Dataset records
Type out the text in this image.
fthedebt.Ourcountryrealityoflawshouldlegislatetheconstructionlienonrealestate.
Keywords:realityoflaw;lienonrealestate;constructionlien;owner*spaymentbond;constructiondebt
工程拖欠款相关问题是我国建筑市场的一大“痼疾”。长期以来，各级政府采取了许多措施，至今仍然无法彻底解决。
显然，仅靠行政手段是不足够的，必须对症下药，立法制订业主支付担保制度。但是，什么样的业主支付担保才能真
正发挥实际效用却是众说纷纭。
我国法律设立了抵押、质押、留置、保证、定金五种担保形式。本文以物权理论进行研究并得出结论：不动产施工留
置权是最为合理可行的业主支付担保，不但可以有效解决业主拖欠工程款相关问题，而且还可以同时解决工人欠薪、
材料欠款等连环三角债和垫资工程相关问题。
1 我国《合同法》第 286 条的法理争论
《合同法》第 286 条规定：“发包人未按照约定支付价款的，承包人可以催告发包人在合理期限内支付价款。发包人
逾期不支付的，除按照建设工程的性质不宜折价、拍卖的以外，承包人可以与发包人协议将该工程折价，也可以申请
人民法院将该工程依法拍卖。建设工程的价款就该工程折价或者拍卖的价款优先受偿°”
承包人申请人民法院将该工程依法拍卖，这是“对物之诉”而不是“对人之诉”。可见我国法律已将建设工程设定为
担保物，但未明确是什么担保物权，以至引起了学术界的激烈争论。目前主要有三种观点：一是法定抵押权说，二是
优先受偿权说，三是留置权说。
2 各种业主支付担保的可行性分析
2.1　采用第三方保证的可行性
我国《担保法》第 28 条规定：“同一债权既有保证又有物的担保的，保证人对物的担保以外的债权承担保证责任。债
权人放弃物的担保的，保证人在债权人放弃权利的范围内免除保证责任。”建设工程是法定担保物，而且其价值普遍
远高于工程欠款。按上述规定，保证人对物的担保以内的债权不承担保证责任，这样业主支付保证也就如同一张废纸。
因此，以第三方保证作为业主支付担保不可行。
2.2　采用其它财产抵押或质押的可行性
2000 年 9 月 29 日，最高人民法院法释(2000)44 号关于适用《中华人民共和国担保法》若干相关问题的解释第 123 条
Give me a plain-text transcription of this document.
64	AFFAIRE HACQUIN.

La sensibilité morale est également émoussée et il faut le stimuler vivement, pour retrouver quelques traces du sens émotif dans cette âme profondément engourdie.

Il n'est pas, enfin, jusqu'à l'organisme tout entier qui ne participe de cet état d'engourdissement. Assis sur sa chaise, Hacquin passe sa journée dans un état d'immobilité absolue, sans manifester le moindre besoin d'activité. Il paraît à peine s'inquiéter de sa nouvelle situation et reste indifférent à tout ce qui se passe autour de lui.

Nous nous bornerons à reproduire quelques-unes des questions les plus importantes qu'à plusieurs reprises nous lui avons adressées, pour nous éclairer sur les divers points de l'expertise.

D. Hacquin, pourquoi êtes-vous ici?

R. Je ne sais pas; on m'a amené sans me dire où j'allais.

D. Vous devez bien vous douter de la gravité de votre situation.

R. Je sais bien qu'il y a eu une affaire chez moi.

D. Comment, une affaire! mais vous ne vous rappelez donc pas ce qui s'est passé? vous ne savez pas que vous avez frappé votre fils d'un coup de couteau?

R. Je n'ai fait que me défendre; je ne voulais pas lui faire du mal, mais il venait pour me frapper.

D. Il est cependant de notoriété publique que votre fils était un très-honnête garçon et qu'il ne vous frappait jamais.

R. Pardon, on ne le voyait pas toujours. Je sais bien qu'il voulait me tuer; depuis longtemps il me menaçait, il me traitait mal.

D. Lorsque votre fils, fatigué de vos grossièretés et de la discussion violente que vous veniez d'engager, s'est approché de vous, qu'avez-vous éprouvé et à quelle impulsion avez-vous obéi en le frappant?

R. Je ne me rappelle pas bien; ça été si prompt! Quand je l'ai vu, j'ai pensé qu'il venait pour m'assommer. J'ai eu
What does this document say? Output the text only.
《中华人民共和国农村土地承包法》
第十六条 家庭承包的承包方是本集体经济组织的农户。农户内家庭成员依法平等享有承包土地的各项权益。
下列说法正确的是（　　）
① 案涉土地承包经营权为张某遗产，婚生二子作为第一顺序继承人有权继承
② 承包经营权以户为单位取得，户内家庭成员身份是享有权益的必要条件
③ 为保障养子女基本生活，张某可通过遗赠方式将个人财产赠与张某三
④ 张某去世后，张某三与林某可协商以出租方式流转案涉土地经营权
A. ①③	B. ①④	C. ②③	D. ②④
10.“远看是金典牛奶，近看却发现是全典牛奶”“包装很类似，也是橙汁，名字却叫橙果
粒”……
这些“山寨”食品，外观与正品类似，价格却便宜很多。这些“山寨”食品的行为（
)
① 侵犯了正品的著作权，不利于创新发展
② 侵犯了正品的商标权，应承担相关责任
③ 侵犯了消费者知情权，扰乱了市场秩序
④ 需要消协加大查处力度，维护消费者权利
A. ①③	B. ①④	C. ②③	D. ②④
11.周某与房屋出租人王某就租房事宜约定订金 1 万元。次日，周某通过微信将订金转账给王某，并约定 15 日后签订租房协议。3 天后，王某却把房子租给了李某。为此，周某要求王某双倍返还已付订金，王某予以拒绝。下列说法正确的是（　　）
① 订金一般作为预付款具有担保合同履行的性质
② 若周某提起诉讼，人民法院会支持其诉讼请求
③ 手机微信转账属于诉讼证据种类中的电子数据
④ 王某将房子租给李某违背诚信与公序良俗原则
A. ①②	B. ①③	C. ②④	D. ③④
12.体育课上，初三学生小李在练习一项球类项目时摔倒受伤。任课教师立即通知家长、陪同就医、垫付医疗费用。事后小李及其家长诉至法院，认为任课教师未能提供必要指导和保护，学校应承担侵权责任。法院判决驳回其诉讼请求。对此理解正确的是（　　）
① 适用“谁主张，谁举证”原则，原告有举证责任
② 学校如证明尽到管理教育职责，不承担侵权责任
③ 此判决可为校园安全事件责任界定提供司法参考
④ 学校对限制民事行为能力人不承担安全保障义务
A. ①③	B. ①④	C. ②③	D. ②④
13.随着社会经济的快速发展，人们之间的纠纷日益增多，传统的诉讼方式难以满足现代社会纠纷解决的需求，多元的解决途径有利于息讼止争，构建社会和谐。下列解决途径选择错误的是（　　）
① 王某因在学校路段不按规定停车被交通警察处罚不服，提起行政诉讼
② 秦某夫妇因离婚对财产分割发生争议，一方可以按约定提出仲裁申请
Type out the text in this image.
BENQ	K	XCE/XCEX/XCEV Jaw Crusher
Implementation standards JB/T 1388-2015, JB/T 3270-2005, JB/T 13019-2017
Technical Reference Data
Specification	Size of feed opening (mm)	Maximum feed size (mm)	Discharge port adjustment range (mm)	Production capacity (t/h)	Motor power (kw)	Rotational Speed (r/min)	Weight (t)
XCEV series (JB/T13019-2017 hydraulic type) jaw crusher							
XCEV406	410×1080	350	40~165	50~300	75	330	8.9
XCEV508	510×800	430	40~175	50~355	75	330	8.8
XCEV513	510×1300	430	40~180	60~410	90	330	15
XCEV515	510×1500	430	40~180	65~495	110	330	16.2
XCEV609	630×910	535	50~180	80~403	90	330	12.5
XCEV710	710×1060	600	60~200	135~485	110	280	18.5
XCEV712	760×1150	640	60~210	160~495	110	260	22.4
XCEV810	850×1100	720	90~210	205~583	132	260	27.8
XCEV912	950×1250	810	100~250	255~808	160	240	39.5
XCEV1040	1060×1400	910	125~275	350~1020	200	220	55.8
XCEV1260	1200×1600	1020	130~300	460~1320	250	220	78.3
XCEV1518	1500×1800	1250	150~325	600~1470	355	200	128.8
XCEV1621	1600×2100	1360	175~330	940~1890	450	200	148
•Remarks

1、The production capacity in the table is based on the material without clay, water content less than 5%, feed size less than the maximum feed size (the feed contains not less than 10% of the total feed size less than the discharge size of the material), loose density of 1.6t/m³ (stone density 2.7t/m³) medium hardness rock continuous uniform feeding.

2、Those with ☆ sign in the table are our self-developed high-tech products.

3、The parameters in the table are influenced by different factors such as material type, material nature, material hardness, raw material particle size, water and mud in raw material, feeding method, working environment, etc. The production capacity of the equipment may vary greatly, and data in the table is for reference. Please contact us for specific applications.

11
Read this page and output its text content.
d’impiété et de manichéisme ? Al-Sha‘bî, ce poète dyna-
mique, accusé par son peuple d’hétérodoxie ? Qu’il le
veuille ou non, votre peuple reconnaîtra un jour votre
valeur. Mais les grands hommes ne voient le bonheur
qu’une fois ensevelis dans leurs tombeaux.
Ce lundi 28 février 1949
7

▶ GOAL: All lines in the data that contain the word "vous" should be copied.

▶ EXERCISE RESULT:
D. Hacquin, pourquoi êtes-vous ici?
D. Vous devez bien vous douter de la gravité de votre situation.
D. Comment, une affaire! mais vous ne vous rappelez donc pas ce qui s'est passé? vous ne savez pas que vous avez frappé votre fils d'un coup de couteau?
D. Il est cependant de notoriété publique que votre fils était un très-honnête garçon et qu'il ne vous frappait jamais.
D. Lorsque votre fils, fatigué de vos grossièretés et de la discussion violente que vous veniez d'engager, s'est approché de vous, qu'avez-vous éprouvé et à quelle impulsion avez-vous obéi en le frappant?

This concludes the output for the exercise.